— Begin Raw records —
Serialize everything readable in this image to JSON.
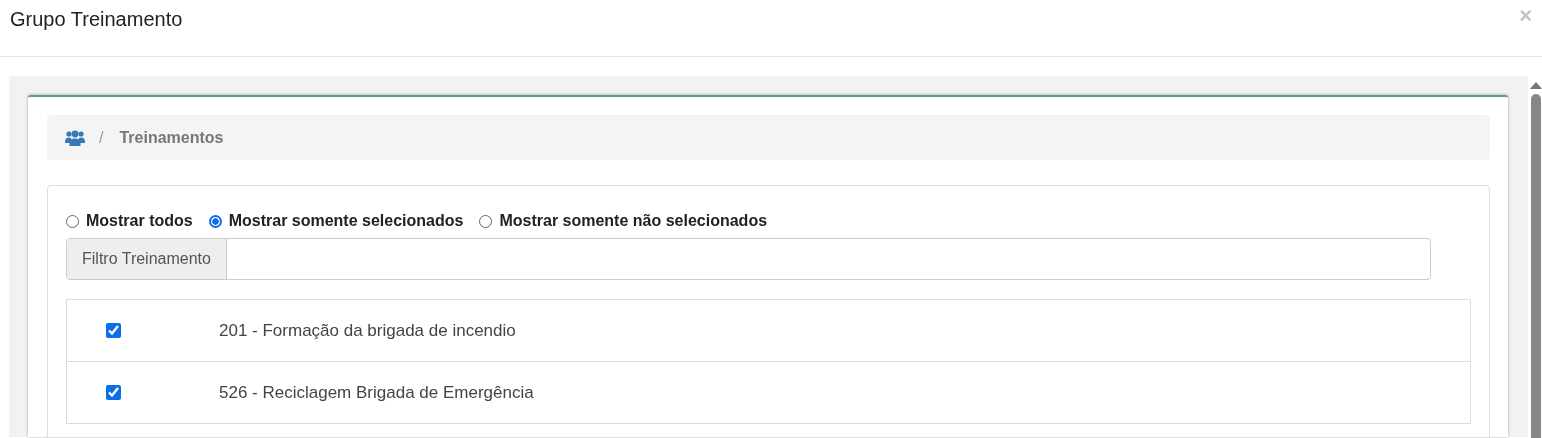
{
  "modal": {
    "title": "Grupo Treinamento",
    "close": "×"
  },
  "breadcrumb": {
    "separator": "/",
    "items": [
      {
        "label": "Treinamentos"
      }
    ]
  },
  "filter_options": [
    {
      "label": "Mostrar todos",
      "selected": false
    },
    {
      "label": "Mostrar somente selecionados",
      "selected": true
    },
    {
      "label": "Mostrar somente não selecionados",
      "selected": false
    }
  ],
  "search": {
    "label": "Filtro Treinamento"
  },
  "rows": [
    {
      "label": "201 - Formação da brigada de incendio",
      "checked": true
    },
    {
      "label": "526 - Reciclagem Brigada de Emergência",
      "checked": true
    }
  ]
}
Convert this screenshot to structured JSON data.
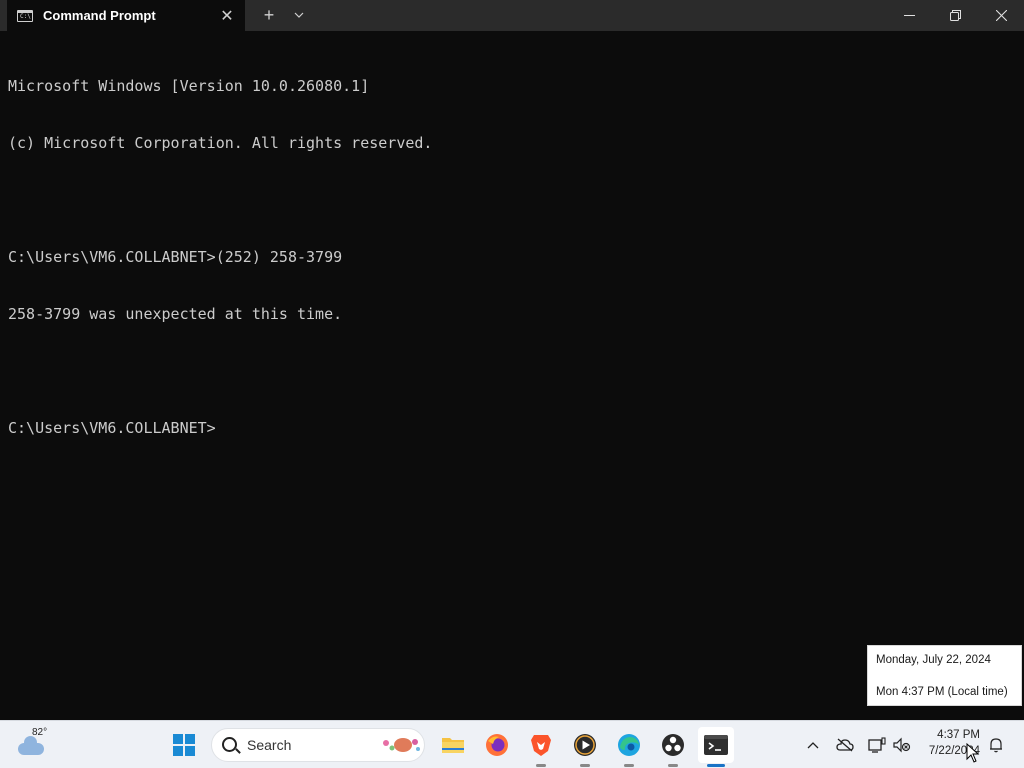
— End Raw records —
(Short problem): Reproduce every entry word for word, but skip any pictures.

(The answer):
Serialize everything readable in this image to JSON.
{
  "modal": {
    "title": "Grupo Treinamento",
    "close": "×"
  },
  "breadcrumb": {
    "separator": "/",
    "items": [
      {
        "label": "Treinamentos"
      }
    ]
  },
  "filter_options": [
    {
      "label": "Mostrar todos",
      "selected": false
    },
    {
      "label": "Mostrar somente selecionados",
      "selected": true
    },
    {
      "label": "Mostrar somente não selecionados",
      "selected": false
    }
  ],
  "search": {
    "label": "Filtro Treinamento"
  },
  "rows": [
    {
      "label": "201 - Formação da brigada de incendio",
      "checked": true
    },
    {
      "label": "526 - Reciclagem Brigada de Emergência",
      "checked": true
    }
  ]
}
Convert this screenshot to structured JSON data.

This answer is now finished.